__Given request__
Find the lines that hold the word "into" and return them.

▶

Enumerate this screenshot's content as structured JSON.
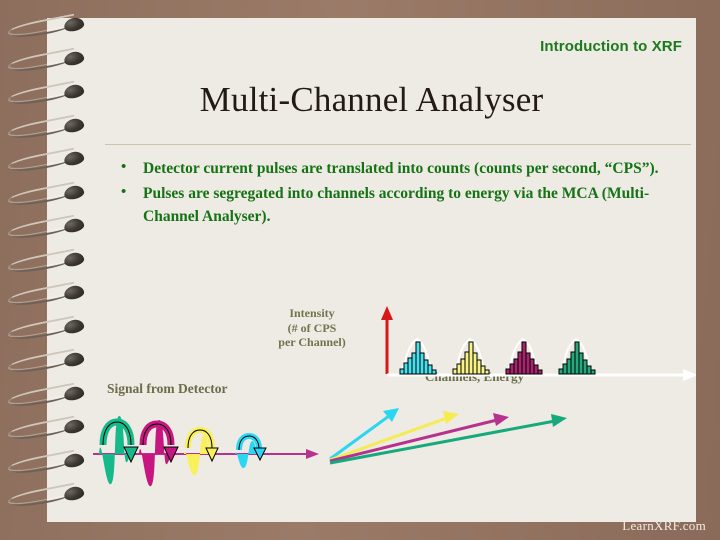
{
  "header": {
    "text": "Introduction to XRF"
  },
  "title": {
    "text": "Multi-Channel Analyser"
  },
  "bullets": [
    {
      "marker": "•",
      "text": "Detector current pulses are translated into counts (counts per second, “CPS”)."
    },
    {
      "marker": "•",
      "text": "Pulses are segregated into channels according to energy via the MCA (Multi-Channel Analyser)."
    }
  ],
  "diagram": {
    "y_axis_label": "Intensity\n(# of CPS\nper Channel)",
    "y_axis_label_line1": "Intensity",
    "y_axis_label_line2": "(# of CPS",
    "y_axis_label_line3": "per Channel)",
    "x_axis_label": "Channels, Energy",
    "signal_label": "Signal from Detector",
    "axis_arrow_vertical_color": "#e01b1b",
    "axis_arrow_horizontal_color": "#ffffff",
    "baseline_color": "#b5338f",
    "pulses": [
      {
        "name": "pulse-teal",
        "color": "#16b98a"
      },
      {
        "name": "pulse-magenta",
        "color": "#c7167f"
      },
      {
        "name": "pulse-yellow",
        "color": "#faf05a"
      },
      {
        "name": "pulse-cyan",
        "color": "#2ad6f2"
      }
    ],
    "routing_arrows": [
      {
        "name": "route-cyan",
        "color": "#2ad6f2"
      },
      {
        "name": "route-yellow",
        "color": "#f5ec52"
      },
      {
        "name": "route-magenta",
        "color": "#b5338f"
      },
      {
        "name": "route-teal",
        "color": "#16a97c"
      }
    ]
  },
  "chart_data": {
    "type": "bar",
    "title": "",
    "xlabel": "Channels, Energy",
    "ylabel": "Intensity (# of CPS per Channel)",
    "grid": false,
    "legend": "none",
    "ylim": [
      0,
      10
    ],
    "note": "Four gaussian-shaped channel groups, one per detector pulse energy; bar heights in arbitrary CPS units.",
    "series": [
      {
        "name": "peak-cyan",
        "color": "#2ad6f2",
        "x_offset": 0,
        "values": [
          1,
          3,
          5,
          6,
          9,
          6,
          4,
          3,
          1
        ]
      },
      {
        "name": "peak-yellow",
        "color": "#faf05a",
        "x_offset": 10,
        "values": [
          1,
          2,
          4,
          6,
          9,
          6,
          4,
          2,
          1
        ]
      },
      {
        "name": "peak-magenta",
        "color": "#a8246e",
        "x_offset": 20,
        "values": [
          1,
          2,
          4,
          6,
          9,
          6,
          4,
          3,
          1
        ]
      },
      {
        "name": "peak-teal",
        "color": "#1aa87a",
        "x_offset": 30,
        "values": [
          1,
          2,
          4,
          6,
          9,
          6,
          4,
          2,
          1
        ]
      }
    ],
    "envelope": "gaussian outline drawn in white over each group"
  },
  "footer": {
    "text": "LearnXRF.com"
  }
}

◀

__Task answer__
      "text": "Detector current pulses are translated into counts (counts per second, “CPS”)."
      "text": "Pulses are segregated into channels according to energy via the MCA (Multi-Channel Analyser)."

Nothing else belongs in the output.